(A run of records)
.....

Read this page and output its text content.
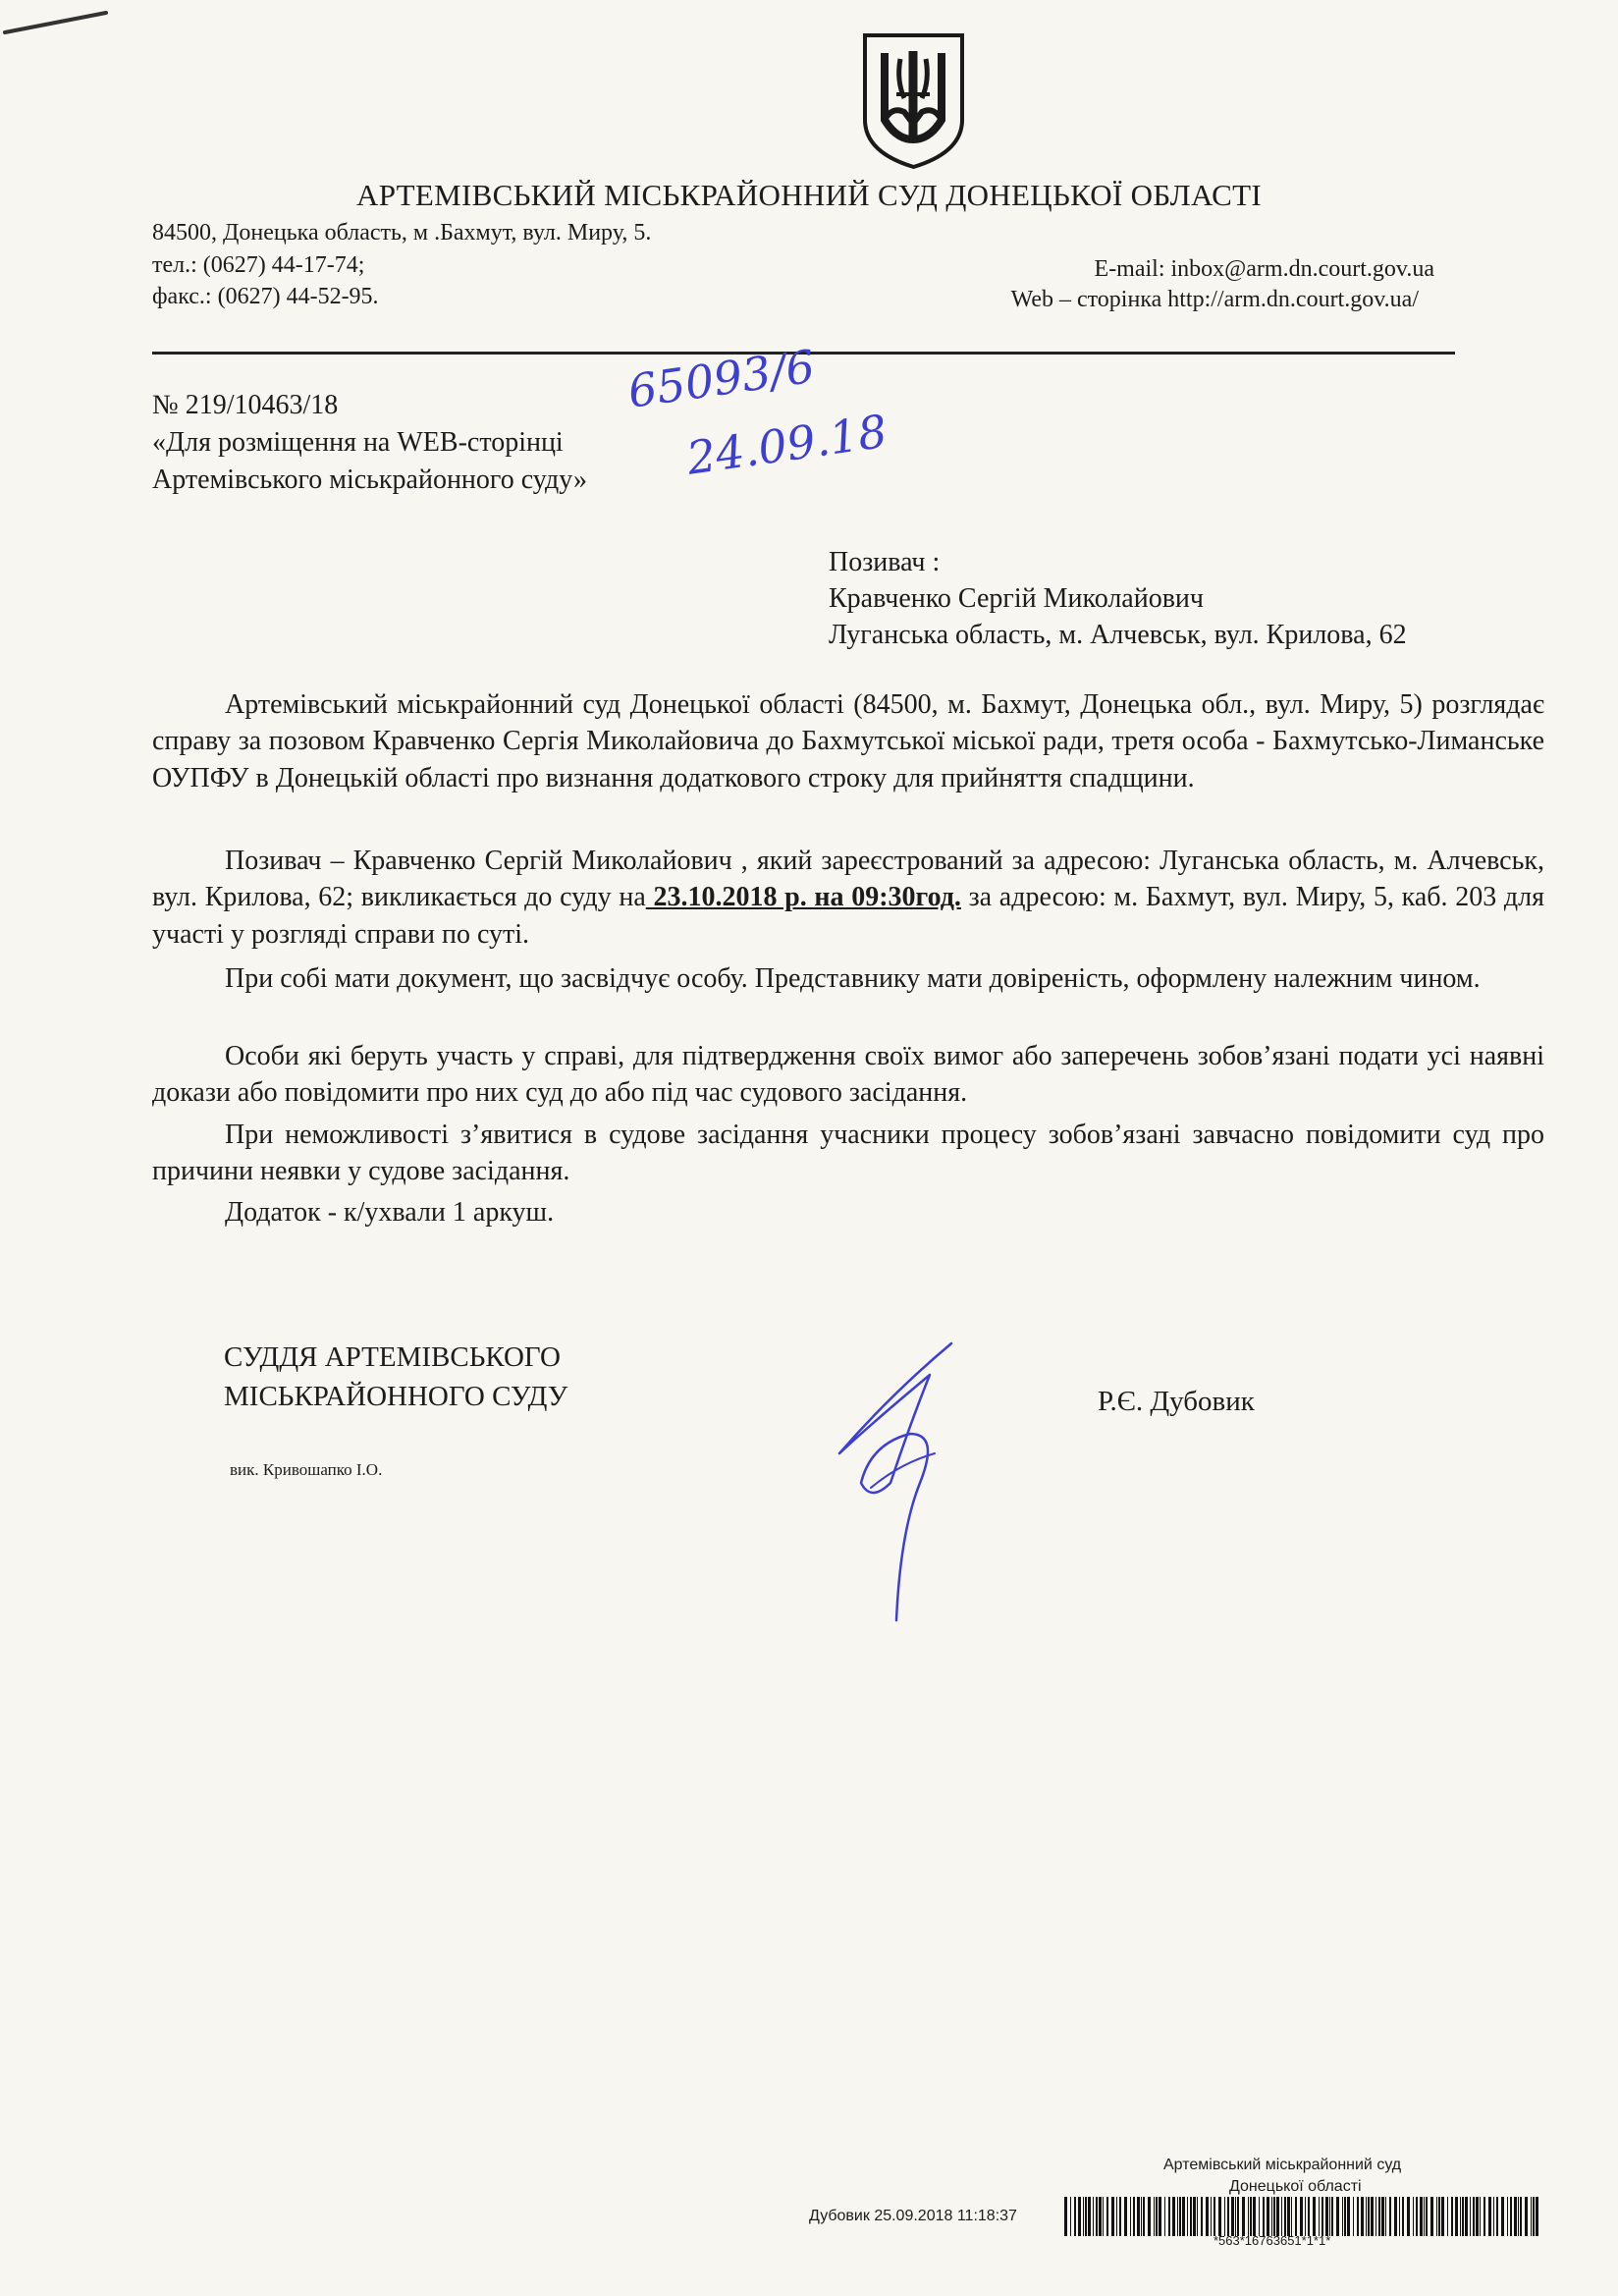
АРТЕМІВСЬКИЙ МІСЬКРАЙОННИЙ СУД ДОНЕЦЬКОЇ ОБЛАСТІ
84500, Донецька область, м .Бахмут, вул. Миру, 5.
тел.: (0627) 44-17-74;
факс.: (0627) 44-52-95.
E-mail: inbox@arm.dn.court.gov.ua
Web – сторінка http://arm.dn.court.gov.ua/
№ 219/10463/18
«Для розміщення на WEB-сторінці
Артемівського міськрайонного суду»
65093/6
24.09.18
Позивач :
Кравченко Сергій Миколайович
Луганська область, м. Алчевськ, вул. Крилова, 62

Артемівський міськрайонний суд Донецької області (84500, м. Бахмут, Донецька обл., вул. Миру, 5) розглядає справу за позовом Кравченко Сергія Миколайовича до Бахмутської міської ради, третя особа - Бахмутсько-Лиманське ОУПФУ в Донецькій області про визнання додаткового строку для прийняття спадщини.

Позивач – Кравченко Сергій Миколайович , який зареєстрований за адресою: Луганська область, м. Алчевськ, вул. Крилова, 62; викликається до суду на 23.10.2018 р. на 09:30год. за адресою: м. Бахмут, вул. Миру, 5, каб. 203 для участі у розгляді справи по суті.

При собі мати документ, що засвідчує особу. Представнику мати довіреність, оформлену належним чином.

Особи які беруть участь у справі, для підтвердження своїх вимог або заперечень зобов’язані подати усі наявні докази або повідомити про них суд до або під час судового засідання.

При неможливості з’явитися в судове засідання учасники процесу зобов’язані завчасно повідомити суд про причини неявки у судове засідання.

Додаток - к/ухвали 1 аркуш.

СУДДЯ АРТЕМІВСЬКОГО
МІСЬКРАЙОННОГО СУДУ	Р.Є. Дубовик
вик. Кривошапко І.О.
Артемівський міськрайонний суд
Донецької області
Дубовик 25.09.2018 11:18:37
*563*16763651*1*1*
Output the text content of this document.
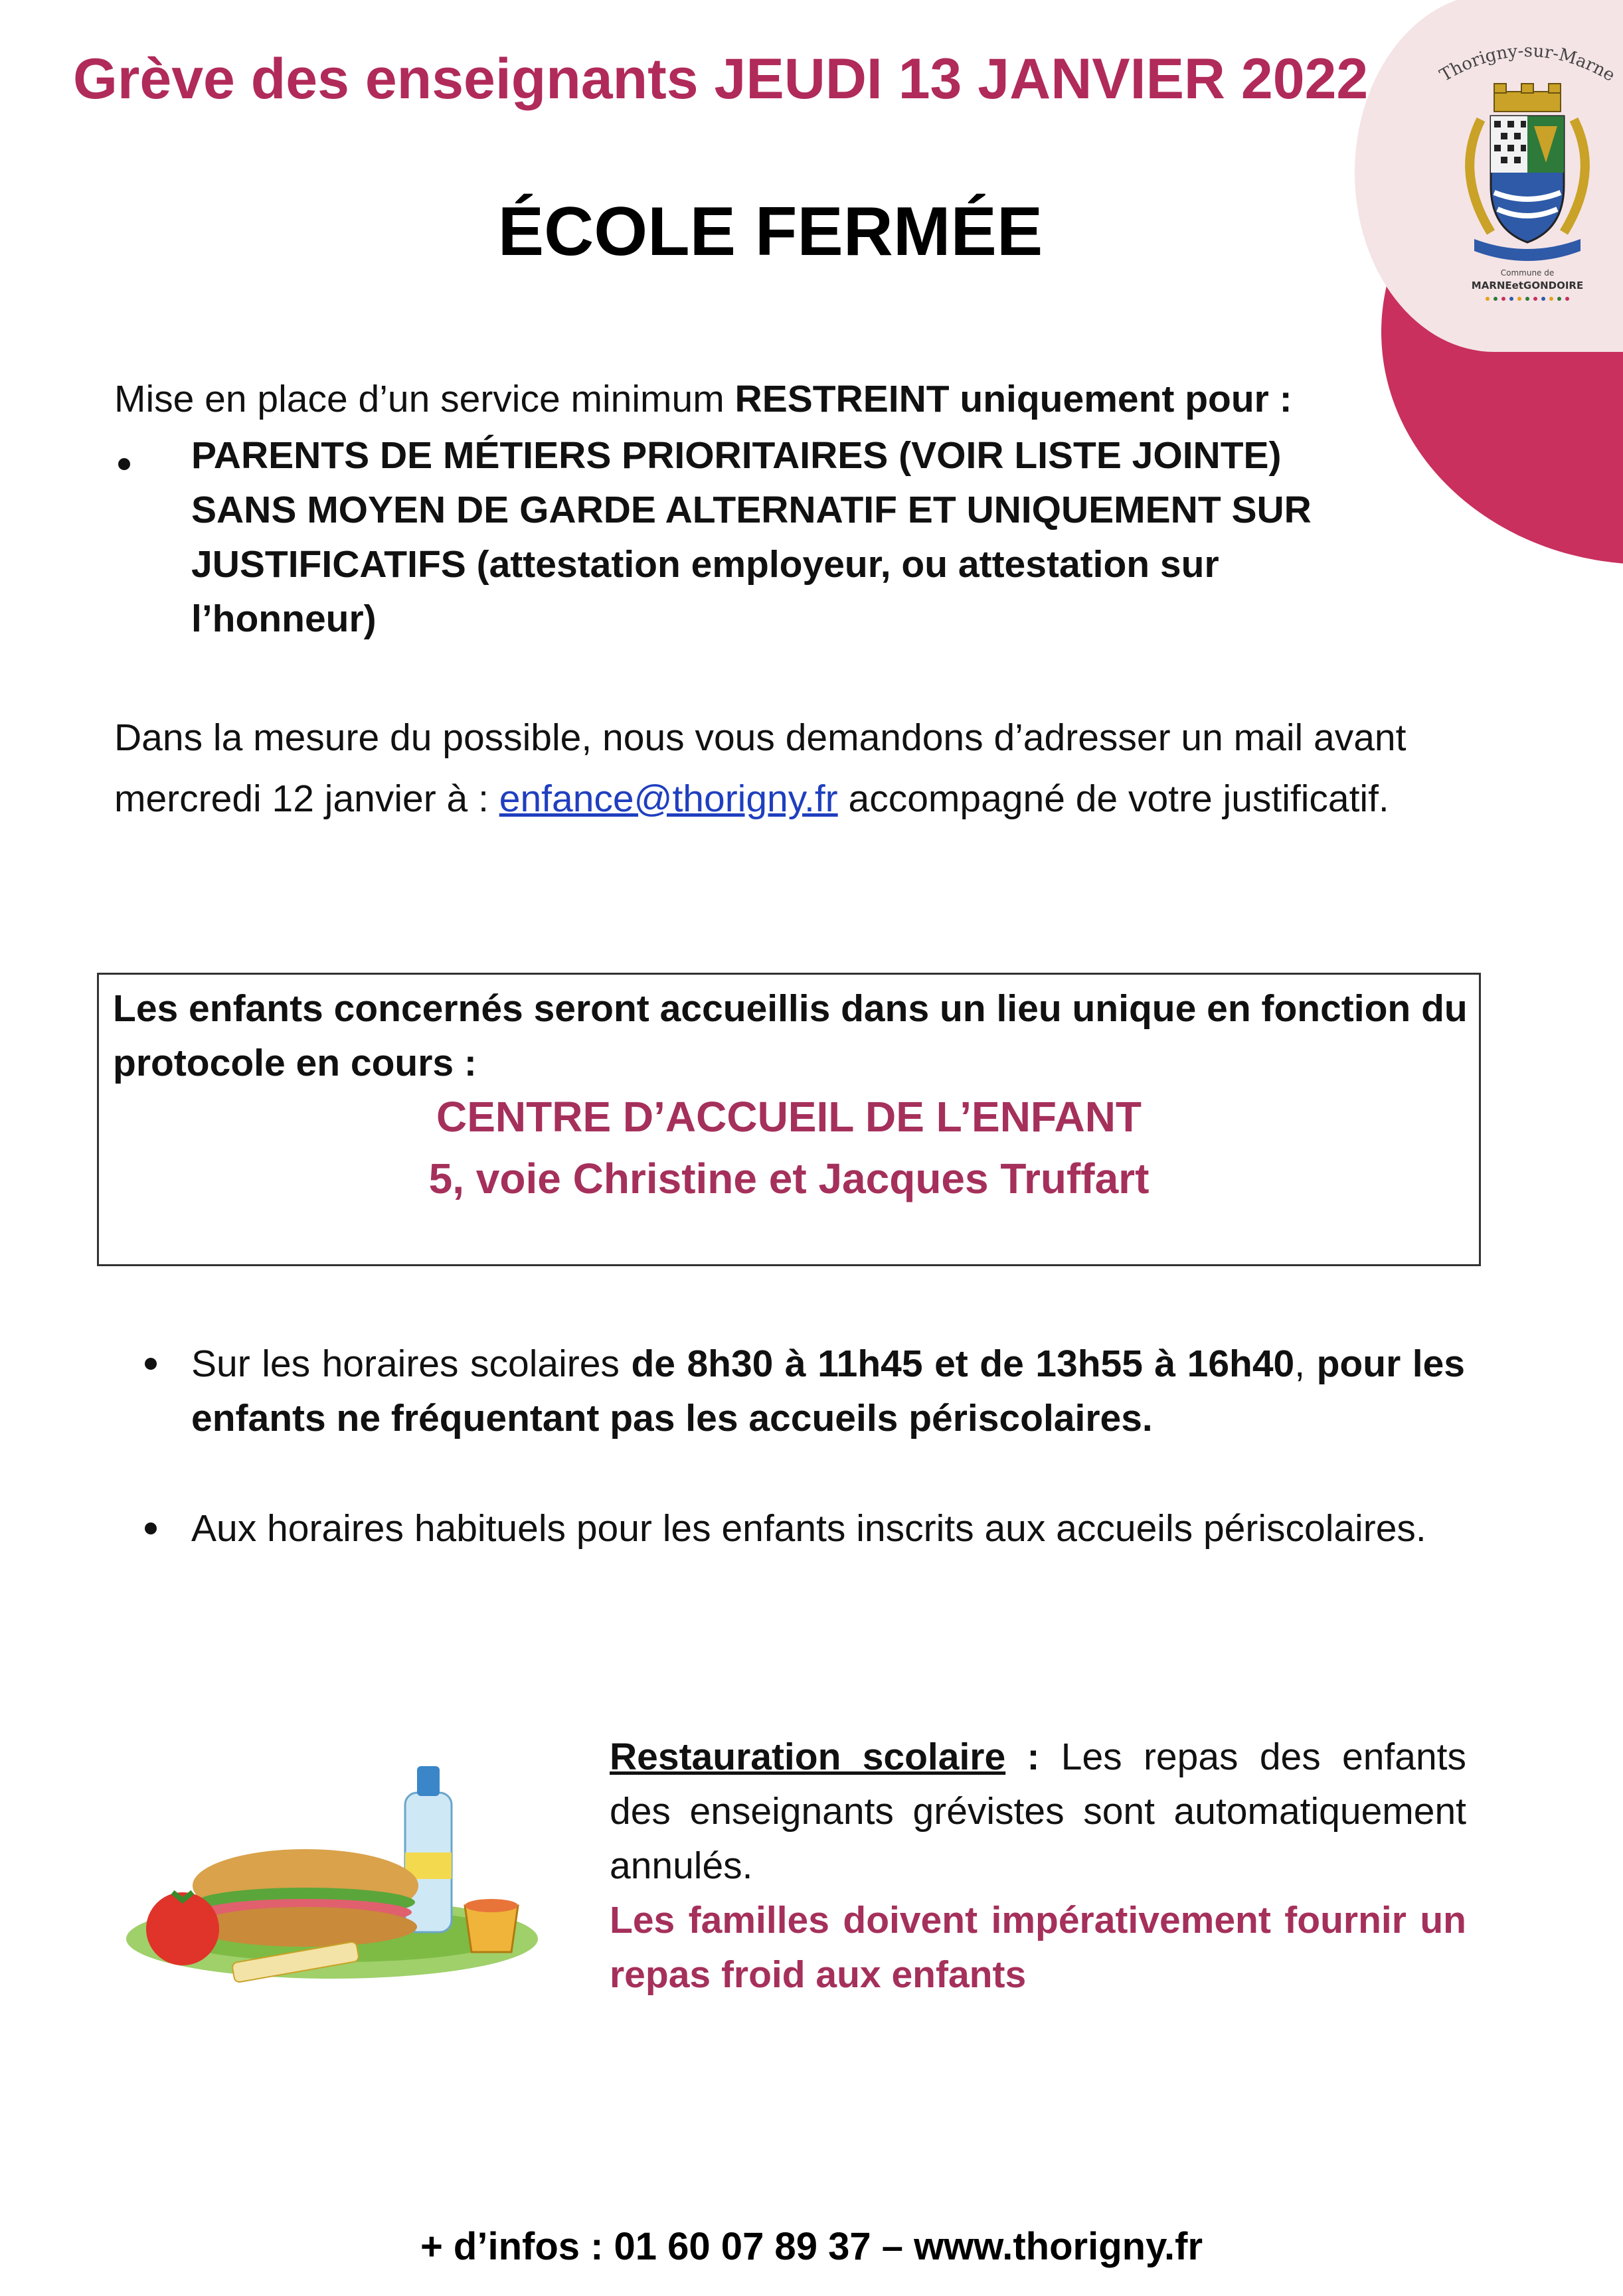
Thorigny-sur-Marne
Commune de
MARNEetGONDOIRE
Grève des enseignants JEUDI 13 JANVIER 2022
ÉCOLE FERMÉE
Mise en place d’un service minimum RESTREINT uniquement pour :
PARENTS DE MÉTIERS PRIORITAIRES (VOIR LISTE JOINTE) SANS MOYEN DE GARDE ALTERNATIF ET UNIQUEMENT SUR JUSTIFICATIFS (attestation employeur, ou attestation sur l’honneur)
Dans la mesure du possible, nous vous demandons d’adresser un mail avant mercredi 12 janvier à : enfance@thorigny.fr accompagné de votre justificatif.
Les enfants concernés seront accueillis dans un lieu unique en fonction du protocole en cours :
CENTRE D’ACCUEIL DE L’ENFANT
5, voie Christine et Jacques Truffart
Sur les horaires scolaires de 8h30 à 11h45 et de 13h55 à 16h40, pour les enfants ne fréquentant pas les accueils périscolaires.
Aux horaires habituels pour les enfants inscrits aux accueils périscolaires.
Restauration scolaire : Les repas des enfants des enseignants grévistes sont automatiquement annulés.
Les familles doivent impérativement fournir un repas froid aux enfants
+ d’infos : 01 60 07 89 37 – www.thorigny.fr
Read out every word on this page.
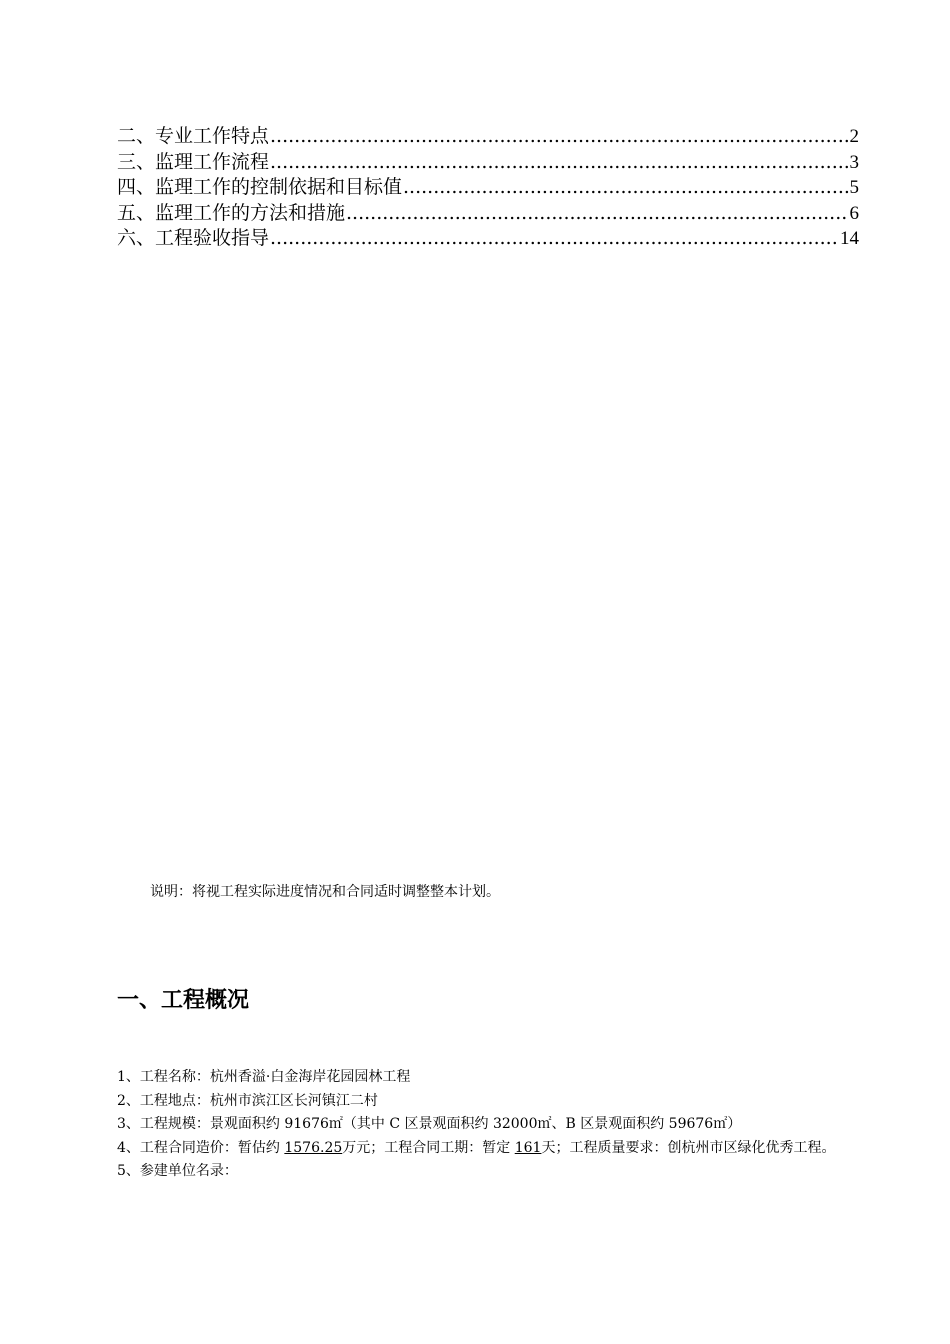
二、专业工作特点 .....	2
三、监理工作流程 .....	3
四、监理工作的控制依据和目标值 .....	5
五、监理工作的方法和措施 .....	6
六、工程验收指导 .....	14
说明：将视工程实际进度情况和合同适时调整整本计划。
一、工程概况

1、工程名称：杭州香溢·白金海岸花园园林工程

2、工程地点：杭州市滨江区长河镇江二村

3、工程规模：景观面积约 91676㎡（其中 C 区景观面积约 32000㎡、B 区景观面积约 59676㎡）

4、工程合同造价：暂估约 1576.25万元；工程合同工期：暂定 161天；工程质量要求：创杭州市区绿化优秀工程。

5、参建单位名录：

.....

Each line from the one that contains "Read out every word on this page." to the end of the listing must be quoted exactly; no other line and no picture belongs in the copy.

» **Written answer**
Read out every word on this page.
二、专业工作特点 .....	2
三、监理工作流程 .....	3
四、监理工作的控制依据和目标值 .....	5
五、监理工作的方法和措施 .....	6
六、工程验收指导 .....	14
说明：将视工程实际进度情况和合同适时调整整本计划。
一、工程概况

1、工程名称：杭州香溢·白金海岸花园园林工程

2、工程地点：杭州市滨江区长河镇江二村

3、工程规模：景观面积约 91676㎡（其中 C 区景观面积约 32000㎡、B 区景观面积约 59676㎡）

4、工程合同造价：暂估约 1576.25万元；工程合同工期：暂定 161天；工程质量要求：创杭州市区绿化优秀工程。

5、参建单位名录：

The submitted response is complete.